--- START ---

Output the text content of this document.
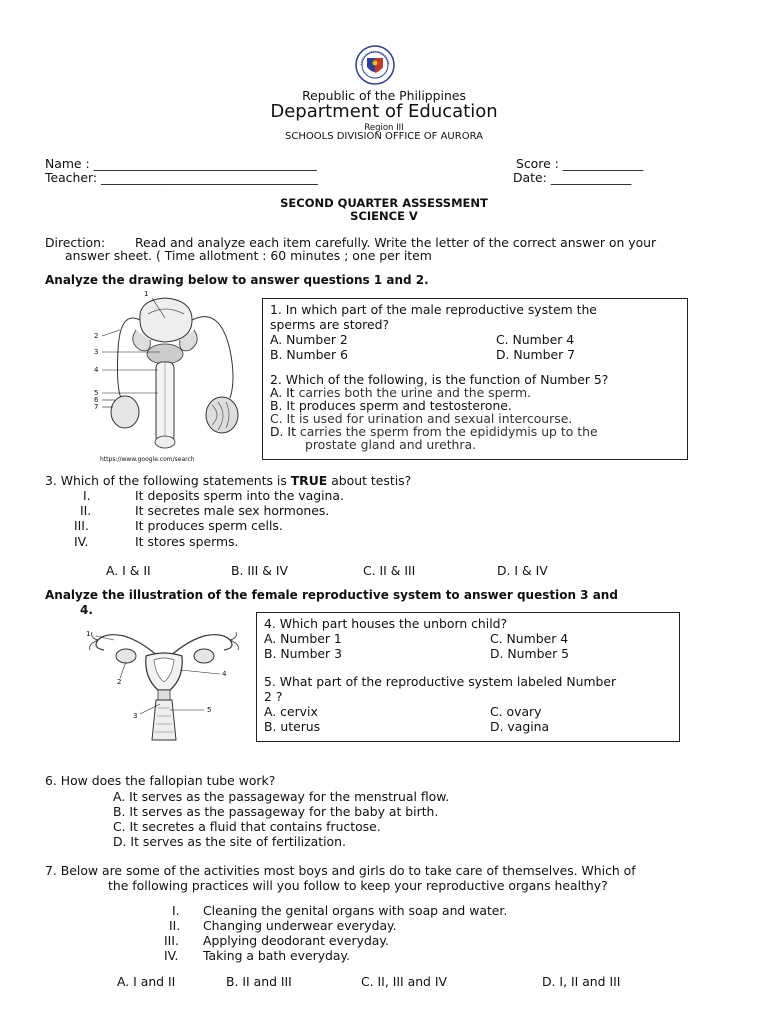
Republic of the Philippines
Department of Education
Region III
SCHOOLS DIVISION OFFICE OF AURORA
Name : ____________________________________
Teacher: ___________________________________
Score : _____________
Date: _____________
SECOND QUARTER ASSESSMENT
SCIENCE V
Direction: Read and analyze each item carefully. Write the letter of the correct answer on your
answer sheet. ( Time allotment : 60 minutes ; one per item
Analyze the drawing below to answer questions 1 and 2.
1
2
3
4
5
6
7
https://www.google.com/search
1. In which part of the male reproductive system the
sperms are stored?
A. Number 2	C. Number 4
B. Number 6	D. Number 7
2. Which of the following, is the function of Number 5?
A. It carries both the urine and the sperm.
B. It produces sperm and testosterone.
C. It is used for urination and sexual intercourse.
D. It carries the sperm from the epididymis up to the
prostate gland and urethra.
3. Which of the following statements is TRUE about testis?
I.	It deposits sperm into the vagina.
II.	It secretes male sex hormones.
III.	It produces sperm cells.
IV.	It stores sperms.
A. I & II	B. III & IV	C. II & III	D. I & IV
Analyze the illustration of the female reproductive system to answer question 3 and
4.
1
2
3
4
5
4. Which part houses the unborn child?
A. Number 1	C. Number 4
B. Number 3	D. Number 5
5. What part of the reproductive system labeled Number
2 ?
A. cervix	C. ovary
B. uterus	D. vagina
6. How does the fallopian tube work?
A. It serves as the passageway for the menstrual flow.
B. It serves as the passageway for the baby at birth.
C. It secretes a fluid that contains fructose.
D. It serves as the site of fertilization.
7. Below are some of the activities most boys and girls do to take care of themselves. Which of
the following practices will you follow to keep your reproductive organs healthy?
I. Cleaning the genital organs with soap and water.
II. Changing underwear everyday.
III. Applying deodorant everyday.
IV. Taking a bath everyday.
A. I and II	B. II and III	C. II, III and IV	D. I, II and III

--- END ---

__TASK DESCRIPTION__.
Every line of the listing should be repeated exactly; no picture should appear.

__RESPONSE AREA__.
Output the text content of this document.
Republic of the Philippines
Department of Education
Region III
SCHOOLS DIVISION OFFICE OF AURORA
Name : ____________________________________
Teacher: ___________________________________
Score : _____________
Date: _____________
SECOND QUARTER ASSESSMENT
SCIENCE V
Direction: Read and analyze each item carefully. Write the letter of the correct answer on your
answer sheet. ( Time allotment : 60 minutes ; one per item
Analyze the drawing below to answer questions 1 and 2.
1
2
3
4
5
6
7
https://www.google.com/search
1. In which part of the male reproductive system the
sperms are stored?
A. Number 2	C. Number 4
B. Number 6	D. Number 7
2. Which of the following, is the function of Number 5?
A. It carries both the urine and the sperm.
B. It produces sperm and testosterone.
C. It is used for urination and sexual intercourse.
D. It carries the sperm from the epididymis up to the
prostate gland and urethra.
3. Which of the following statements is TRUE about testis?
I.	It deposits sperm into the vagina.
II.	It secretes male sex hormones.
III.	It produces sperm cells.
IV.	It stores sperms.
A. I & II	B. III & IV	C. II & III	D. I & IV
Analyze the illustration of the female reproductive system to answer question 3 and
4.
1
2
3
4
5
4. Which part houses the unborn child?
A. Number 1	C. Number 4
B. Number 3	D. Number 5
5. What part of the reproductive system labeled Number
2 ?
A. cervix	C. ovary
B. uterus	D. vagina
6. How does the fallopian tube work?
A. It serves as the passageway for the menstrual flow.
B. It serves as the passageway for the baby at birth.
C. It secretes a fluid that contains fructose.
D. It serves as the site of fertilization.
7. Below are some of the activities most boys and girls do to take care of themselves. Which of
the following practices will you follow to keep your reproductive organs healthy?
I. Cleaning the genital organs with soap and water.
II. Changing underwear everyday.
III. Applying deodorant everyday.
IV. Taking a bath everyday.
A. I and II	B. II and III	C. II, III and IV	D. I, II and III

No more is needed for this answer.